What to do:
Check the listing below line by line and report how many lines hold "IBGE", with no other words.

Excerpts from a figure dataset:
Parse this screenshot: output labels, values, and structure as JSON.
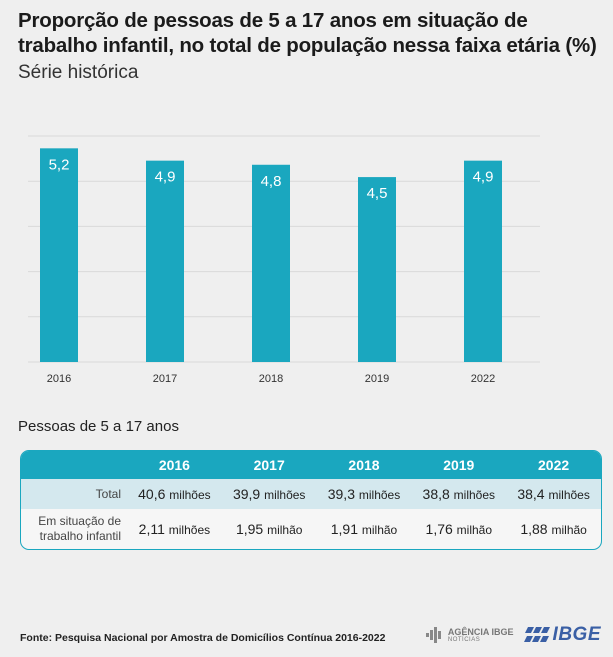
{
  "header": {
    "title": "Proporção de pessoas de 5 a 17 anos em situação de trabalho infantil, no total de população nessa faixa etária (%)",
    "subtitle": "Série histórica"
  },
  "chart_data": {
    "type": "bar",
    "categories": [
      "2016",
      "2017",
      "2018",
      "2019",
      "2022"
    ],
    "values": [
      5.2,
      4.9,
      4.8,
      4.5,
      4.9
    ],
    "value_labels": [
      "5,2",
      "4,9",
      "4,8",
      "4,5",
      "4,9"
    ],
    "title": "Proporção de pessoas de 5 a 17 anos em situação de trabalho infantil, no total de população nessa faixa etária (%)",
    "subtitle": "Série histórica",
    "ylim": [
      0,
      5.5
    ],
    "grid": true,
    "color": "#1aa7bf"
  },
  "table": {
    "title": "Pessoas de 5 a 17 anos",
    "years": [
      "2016",
      "2017",
      "2018",
      "2019",
      "2022"
    ],
    "rows": [
      {
        "label": "Total",
        "cells": [
          {
            "value": "40,6",
            "unit": "milhões"
          },
          {
            "value": "39,9",
            "unit": "milhões"
          },
          {
            "value": "39,3",
            "unit": "milhões"
          },
          {
            "value": "38,8",
            "unit": "milhões"
          },
          {
            "value": "38,4",
            "unit": "milhões"
          }
        ]
      },
      {
        "label_line1": "Em situação de",
        "label_line2": "trabalho infantil",
        "cells": [
          {
            "value": "2,11",
            "unit": "milhões"
          },
          {
            "value": "1,95",
            "unit": "milhão"
          },
          {
            "value": "1,91",
            "unit": "milhão"
          },
          {
            "value": "1,76",
            "unit": "milhão"
          },
          {
            "value": "1,88",
            "unit": "milhão"
          }
        ]
      }
    ]
  },
  "footer": {
    "source": "Fonte: Pesquisa Nacional por Amostra de Domicílios Contínua 2016-2022",
    "agencia_line1": "AGÊNCIA IBGE",
    "agencia_line2": "NOTÍCIAS",
    "ibge_logo": "IBGE"
  },
  "colors": {
    "accent": "#1aa7bf",
    "row_band": "#d4e8ee",
    "background": "#efefef"
  }
}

Result of the exercise:
2